Your instructions: Every record should be copied exactly, except that pictures are to be omitted.
##### Input material
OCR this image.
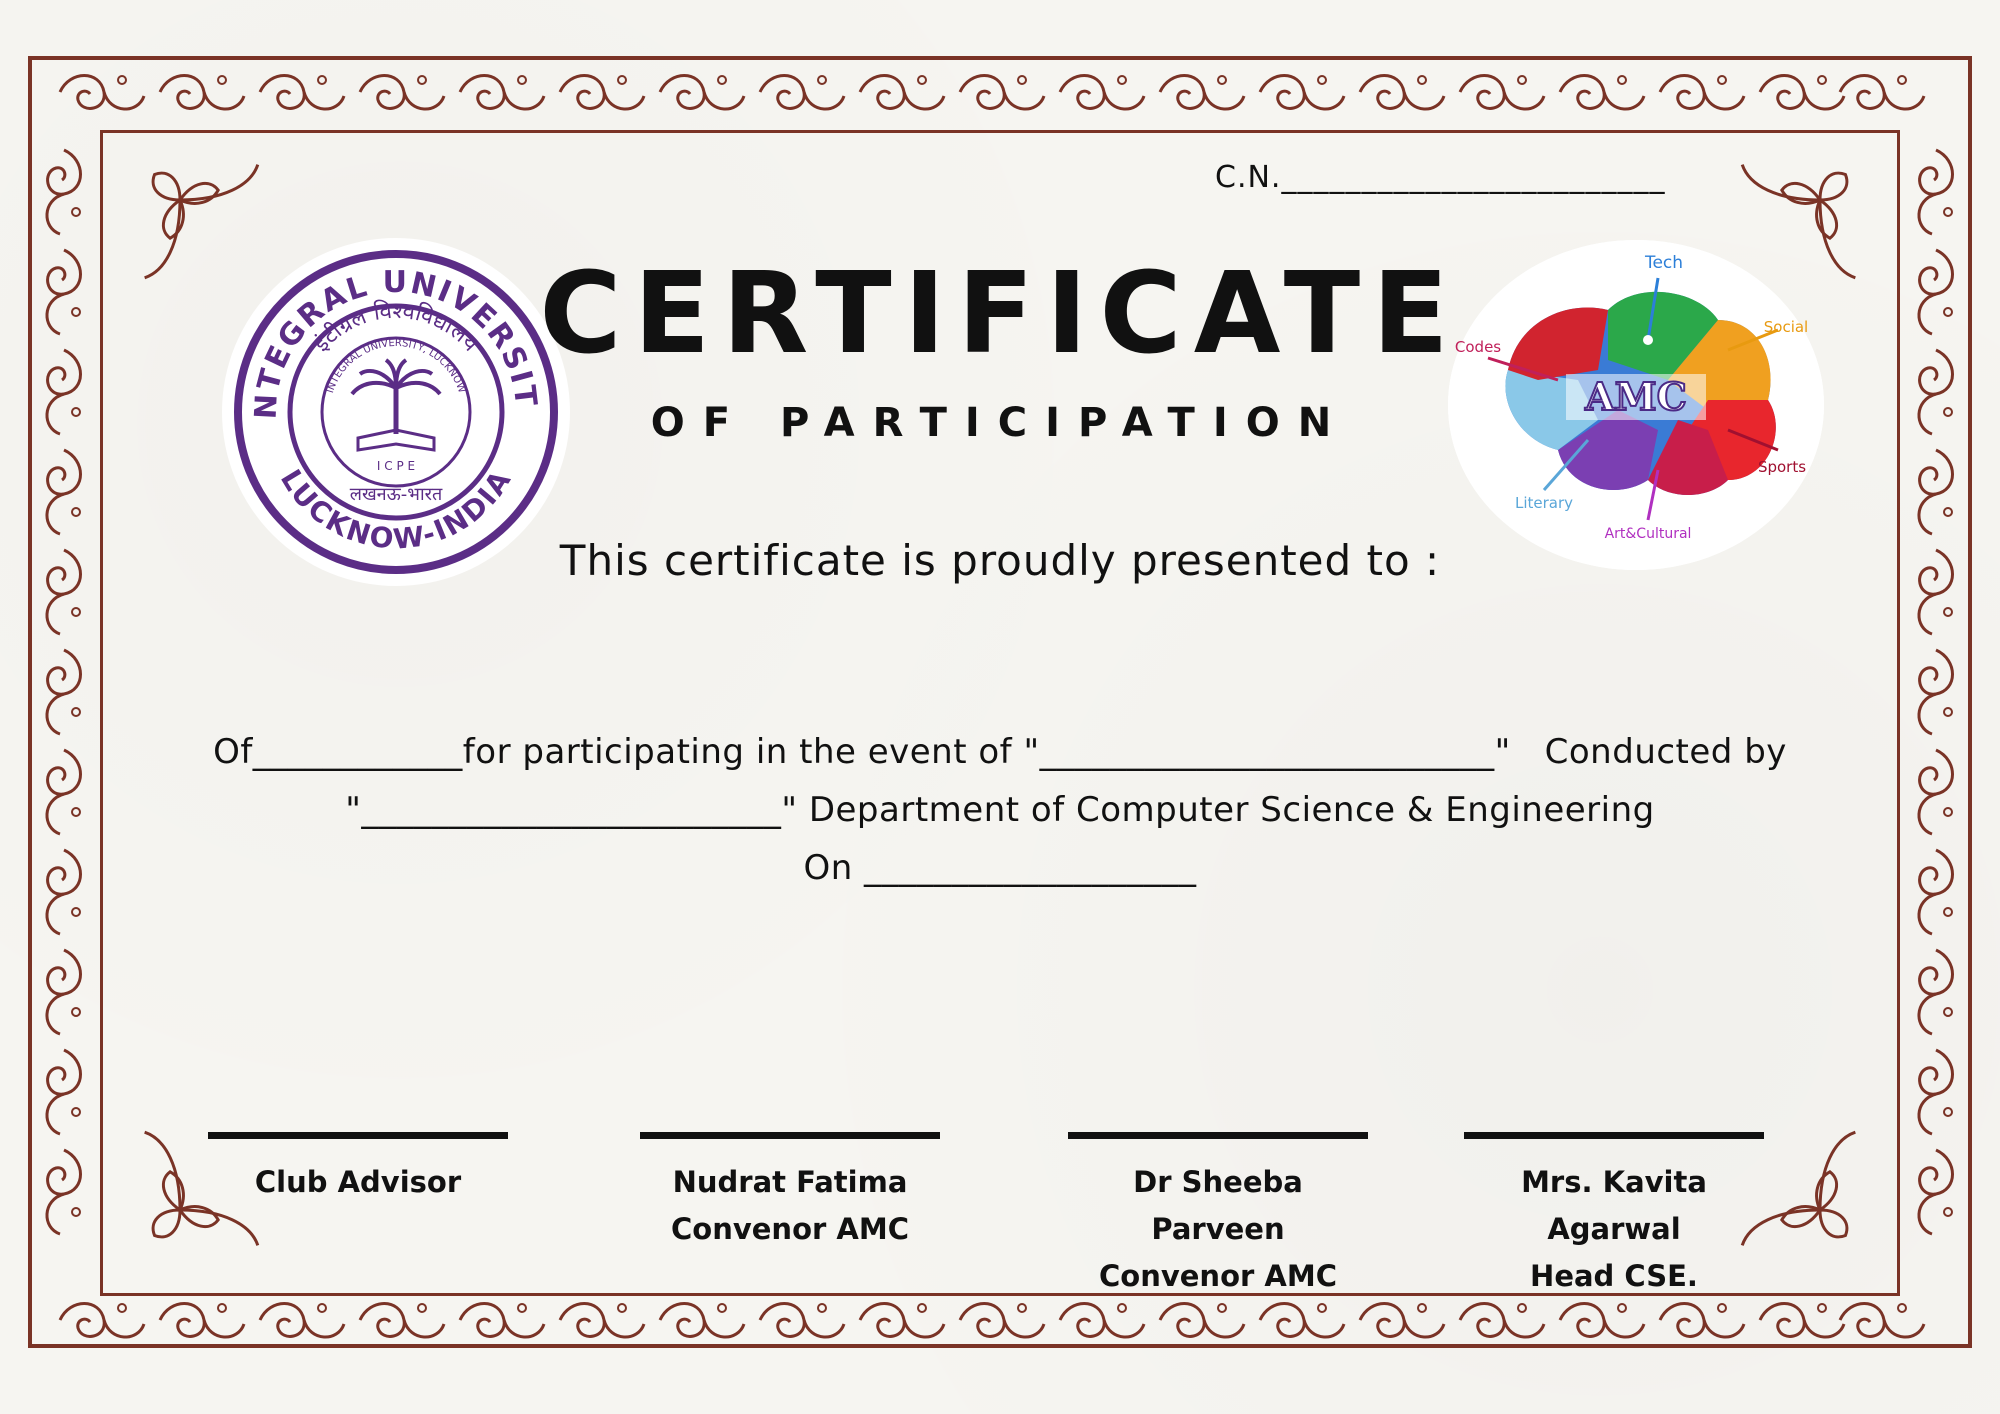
C.N.________________________
NTEGRAL UNIVERSIT
LUCKNOW-INDIA
इंटीग्रल विश्वविद्यालय
INTEGRAL UNIVERSITY, LUCKNOW
I C P E
लखनऊ-भारत
CERTIFICATE
OF PARTICIPATION
AMC
Tech
Social
Codes
Sports
Literary
Art&Cultural
This certificate is proudly presented to :
Of____________for participating in the event of "__________________________"   Conducted by
"________________________" Department of Computer Science & Engineering
On ___________________
Club Advisor	Nudrat Fatima
Convenor AMC
Dr Sheeba Parveen
Convenor AMC
Mrs. Kavita Agarwal
Head CSE.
##########
Solved exercise:
OCR this image.
C.N.________________________
NTEGRAL UNIVERSIT
LUCKNOW-INDIA
इंटीग्रल विश्वविद्यालय
INTEGRAL UNIVERSITY, LUCKNOW
I C P E
लखनऊ-भारत
CERTIFICATE
OF PARTICIPATION
AMC
Tech
Social
Codes
Sports
Literary
Art&Cultural
This certificate is proudly presented to :
Of____________for participating in the event of "__________________________"   Conducted by
"________________________" Department of Computer Science & Engineering
On ___________________
Club Advisor	Nudrat Fatima
Convenor AMC
Dr Sheeba Parveen
Convenor AMC
Mrs. Kavita Agarwal
Head CSE.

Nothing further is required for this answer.